-- Consignes de travail --
1. Donnez tel quel le passage de l'extrait sur M. Bellemare allant de "On peut prendre" jusqu'à "de très étonnant." inclus.
2. Poursuivez, s'il vous plaît, l'extrait sur M. Bellemare à partir de l'endroit où il s'arrête.

Il est vrai que ceux qui l'ont côtoyé durant son bref passage au ministère de la Justice l'ont contredit sur plusieurs points et qu'aucun d'entre eux n'avait entendu parler de «l'influence indue» des collecteurs de fonds du PLQ.
On peut prendre la parole de ses deux anciens sous-ministres, Michel Bouchard et Louis Dionne, quand ils critiquent les méthodes brouillonnes et le comportement brutal de M. Bellemare, qui n'avait manifestement ni le jugement, ni la compétence nécessaires pour gérer ce ministère.
Ils sont cependant les premiers à reconnaître qu'ils réduisaient au plus strict nécessaire leurs contacts avec le ministre, qui leur avait clairement signifié son déplaisir de devoir travailler avec eux. Que M. Bellemare ne se soit pas confié à des hommes qui lui avaient été imposés par le bureau du premier ministre n'a rien de très étonnant.

-- Données enregistrées --
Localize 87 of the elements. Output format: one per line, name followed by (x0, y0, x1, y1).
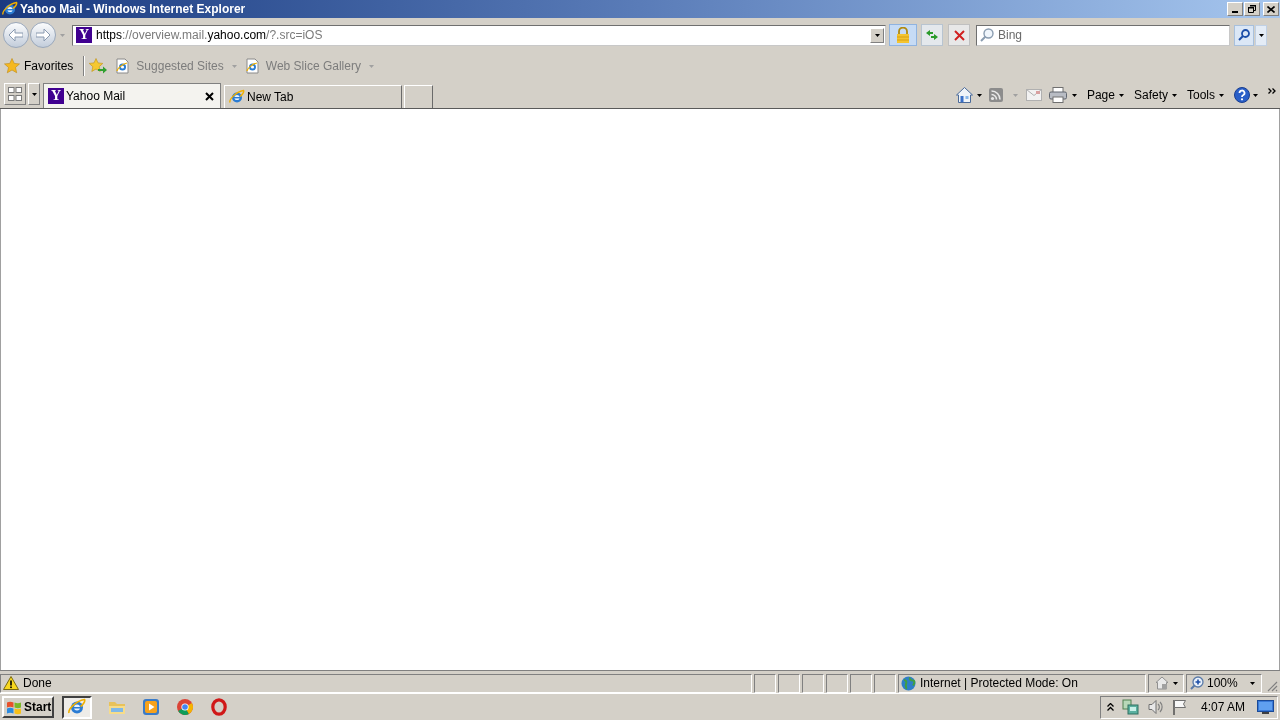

-- Résultats attendus --
1.
On peut prendre la parole de ses deux anciens sous-ministres, Michel Bouchard et Louis Dionne, quand ils critiquent les méthodes brouillonnes et le comportement brutal de M. Bellemare, qui n'avait manifestement ni le jugement, ni la compétence nécessaires pour gérer ce ministère.
Ils sont cependant les premiers à reconnaître qu'ils réduisaient au plus strict nécessaire leurs contacts avec le ministre, qui leur avait clairement signifié son déplaisir de devoir travailler avec eux. Que M. Bellemare ne se soit pas confié à des hommes qui lui avaient été imposés par le bureau du premier ministre n'a rien de très étonnant.

2.
En revanche, il a dit avoir informé son chef de cabinet et son attaché de presse au sujet des pressions dont il était l'objet. Pourtant, le personnel politique, qui ne jouit d'aucune sécurité d'emploi, est bien plus inféodé au bureau du premier ministre que la haute fonction publique.
Après la démission de M. Bellemare, son attaché de presse, Jacques Tétrault, a d'ailleurs été embauché au bureau de M. Charest. Le procureur de M. Bellemare l'a ni plus ni moins accusé de s'être parjuré en déclarant n'avoir jamais été mis au courant des pressions exercées sur son patron. Rien ne prouve que ce soit le cas, mais, à voir ce qui se passe à la commission, on en arrive à croire n'importe quoi. Ou à ne plus rien croire.